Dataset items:
━━━━━━━━
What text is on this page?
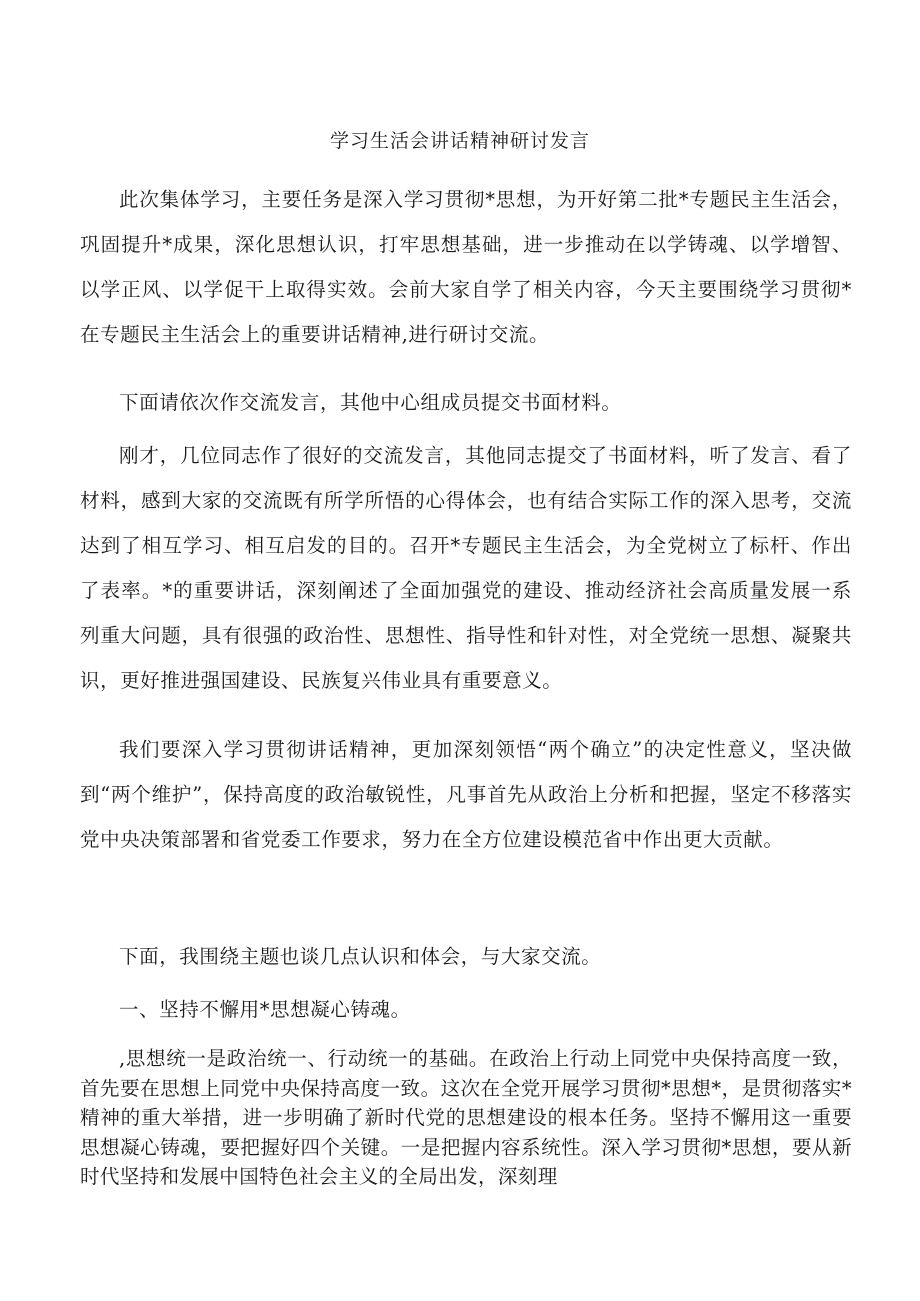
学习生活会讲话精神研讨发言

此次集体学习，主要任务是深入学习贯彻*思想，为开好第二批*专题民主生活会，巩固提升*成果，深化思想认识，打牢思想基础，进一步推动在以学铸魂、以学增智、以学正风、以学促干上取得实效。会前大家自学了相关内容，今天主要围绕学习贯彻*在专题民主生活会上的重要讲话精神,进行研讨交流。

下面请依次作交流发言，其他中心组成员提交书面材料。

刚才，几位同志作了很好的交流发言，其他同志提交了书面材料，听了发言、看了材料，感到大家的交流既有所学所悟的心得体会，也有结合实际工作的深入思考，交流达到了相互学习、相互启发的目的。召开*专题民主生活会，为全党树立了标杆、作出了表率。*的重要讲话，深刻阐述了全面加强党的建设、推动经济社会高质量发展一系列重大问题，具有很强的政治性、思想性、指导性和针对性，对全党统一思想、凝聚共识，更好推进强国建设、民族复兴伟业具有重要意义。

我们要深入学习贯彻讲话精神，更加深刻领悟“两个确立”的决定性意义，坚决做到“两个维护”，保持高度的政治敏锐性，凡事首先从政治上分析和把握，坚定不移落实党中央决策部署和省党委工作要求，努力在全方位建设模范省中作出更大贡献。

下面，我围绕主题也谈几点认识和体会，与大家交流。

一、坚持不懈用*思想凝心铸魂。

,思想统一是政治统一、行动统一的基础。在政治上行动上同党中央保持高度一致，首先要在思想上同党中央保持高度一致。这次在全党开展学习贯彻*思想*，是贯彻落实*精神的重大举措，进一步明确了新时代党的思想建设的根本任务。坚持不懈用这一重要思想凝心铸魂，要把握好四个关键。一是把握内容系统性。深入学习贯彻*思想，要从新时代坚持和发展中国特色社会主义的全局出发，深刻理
━━━━━━━━
- _Aim_: Report the number of lines in the listing where the string "专题民主生活会" appears, and nothing besides.

- _Response_: 2